━━ Available records

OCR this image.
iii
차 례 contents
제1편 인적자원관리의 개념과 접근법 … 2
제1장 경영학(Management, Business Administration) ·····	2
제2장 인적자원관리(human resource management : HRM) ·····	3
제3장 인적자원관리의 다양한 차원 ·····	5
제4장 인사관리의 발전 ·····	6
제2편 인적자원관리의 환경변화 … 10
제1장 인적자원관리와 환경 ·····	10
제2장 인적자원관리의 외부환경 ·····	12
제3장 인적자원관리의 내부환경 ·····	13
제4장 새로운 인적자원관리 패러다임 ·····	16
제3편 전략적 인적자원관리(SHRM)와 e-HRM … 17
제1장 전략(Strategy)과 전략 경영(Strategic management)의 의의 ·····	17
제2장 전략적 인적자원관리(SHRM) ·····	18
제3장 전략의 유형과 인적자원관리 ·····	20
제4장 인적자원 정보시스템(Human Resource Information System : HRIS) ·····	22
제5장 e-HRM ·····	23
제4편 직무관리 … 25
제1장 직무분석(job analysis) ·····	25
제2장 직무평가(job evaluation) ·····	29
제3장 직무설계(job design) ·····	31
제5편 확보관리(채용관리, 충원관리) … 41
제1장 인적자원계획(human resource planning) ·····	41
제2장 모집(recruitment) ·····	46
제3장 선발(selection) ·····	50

━━━━

**What this task involves:**
From the listing above, copy out each line where the word "인적자원관리의" appears.

**Response to the task:**
제1편 인적자원관리의 개념과 접근법 … 2
제3장 인적자원관리의 다양한 차원 ·····	5
제2편 인적자원관리의 환경변화 … 10
제2장 인적자원관리의 외부환경 ·····	12
제3장 인적자원관리의 내부환경 ·····	13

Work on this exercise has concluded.